## Written request
Below is a block of records: output all of them exactly and leave out the pictures.

[Lines of data]

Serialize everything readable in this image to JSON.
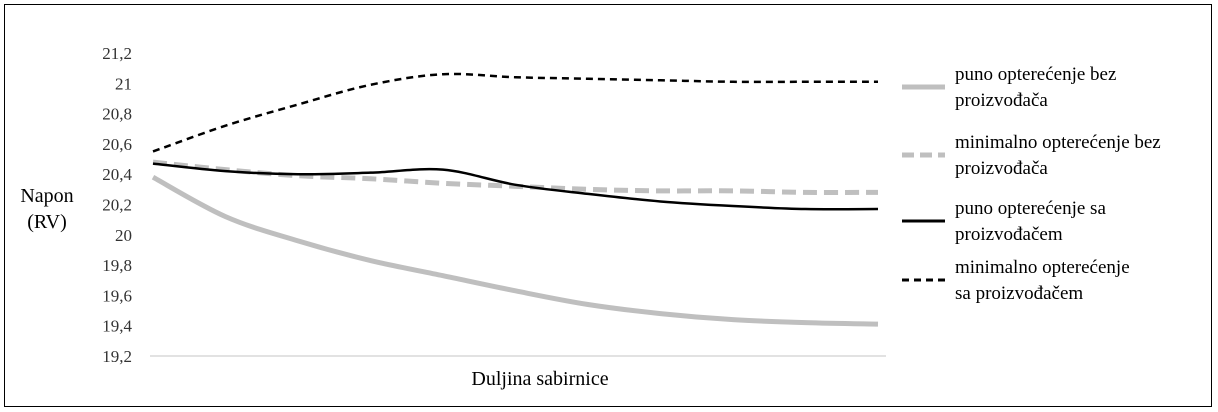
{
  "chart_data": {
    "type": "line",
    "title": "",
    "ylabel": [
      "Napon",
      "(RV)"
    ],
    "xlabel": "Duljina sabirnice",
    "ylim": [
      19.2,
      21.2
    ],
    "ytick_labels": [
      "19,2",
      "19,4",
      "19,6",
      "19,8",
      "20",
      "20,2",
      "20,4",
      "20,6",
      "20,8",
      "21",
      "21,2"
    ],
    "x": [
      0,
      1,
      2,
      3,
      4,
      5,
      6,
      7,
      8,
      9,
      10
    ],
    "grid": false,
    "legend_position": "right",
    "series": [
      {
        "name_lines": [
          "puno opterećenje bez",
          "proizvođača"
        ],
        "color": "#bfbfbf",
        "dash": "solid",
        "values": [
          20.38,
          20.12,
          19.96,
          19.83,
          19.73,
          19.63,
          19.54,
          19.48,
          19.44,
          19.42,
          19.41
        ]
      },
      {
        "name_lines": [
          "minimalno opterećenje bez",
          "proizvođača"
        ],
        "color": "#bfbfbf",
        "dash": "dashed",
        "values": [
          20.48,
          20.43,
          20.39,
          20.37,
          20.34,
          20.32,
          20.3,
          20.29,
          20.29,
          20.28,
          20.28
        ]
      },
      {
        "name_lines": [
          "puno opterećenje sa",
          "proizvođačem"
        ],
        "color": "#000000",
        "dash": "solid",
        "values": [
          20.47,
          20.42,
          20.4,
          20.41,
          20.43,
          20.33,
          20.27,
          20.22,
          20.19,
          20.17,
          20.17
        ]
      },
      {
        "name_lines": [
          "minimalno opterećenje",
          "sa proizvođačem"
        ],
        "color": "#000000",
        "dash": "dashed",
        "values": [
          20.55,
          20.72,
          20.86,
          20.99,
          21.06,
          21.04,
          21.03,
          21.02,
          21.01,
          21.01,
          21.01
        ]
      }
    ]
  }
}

## Finished task
Serialize everything readable in this image to JSON.
{
  "chart_data": {
    "type": "line",
    "title": "",
    "ylabel": [
      "Napon",
      "(RV)"
    ],
    "xlabel": "Duljina sabirnice",
    "ylim": [
      19.2,
      21.2
    ],
    "ytick_labels": [
      "19,2",
      "19,4",
      "19,6",
      "19,8",
      "20",
      "20,2",
      "20,4",
      "20,6",
      "20,8",
      "21",
      "21,2"
    ],
    "x": [
      0,
      1,
      2,
      3,
      4,
      5,
      6,
      7,
      8,
      9,
      10
    ],
    "grid": false,
    "legend_position": "right",
    "series": [
      {
        "name_lines": [
          "puno opterećenje bez",
          "proizvođača"
        ],
        "color": "#bfbfbf",
        "dash": "solid",
        "values": [
          20.38,
          20.12,
          19.96,
          19.83,
          19.73,
          19.63,
          19.54,
          19.48,
          19.44,
          19.42,
          19.41
        ]
      },
      {
        "name_lines": [
          "minimalno opterećenje bez",
          "proizvođača"
        ],
        "color": "#bfbfbf",
        "dash": "dashed",
        "values": [
          20.48,
          20.43,
          20.39,
          20.37,
          20.34,
          20.32,
          20.3,
          20.29,
          20.29,
          20.28,
          20.28
        ]
      },
      {
        "name_lines": [
          "puno opterećenje sa",
          "proizvođačem"
        ],
        "color": "#000000",
        "dash": "solid",
        "values": [
          20.47,
          20.42,
          20.4,
          20.41,
          20.43,
          20.33,
          20.27,
          20.22,
          20.19,
          20.17,
          20.17
        ]
      },
      {
        "name_lines": [
          "minimalno opterećenje",
          "sa proizvođačem"
        ],
        "color": "#000000",
        "dash": "dashed",
        "values": [
          20.55,
          20.72,
          20.86,
          20.99,
          21.06,
          21.04,
          21.03,
          21.02,
          21.01,
          21.01,
          21.01
        ]
      }
    ]
  }
}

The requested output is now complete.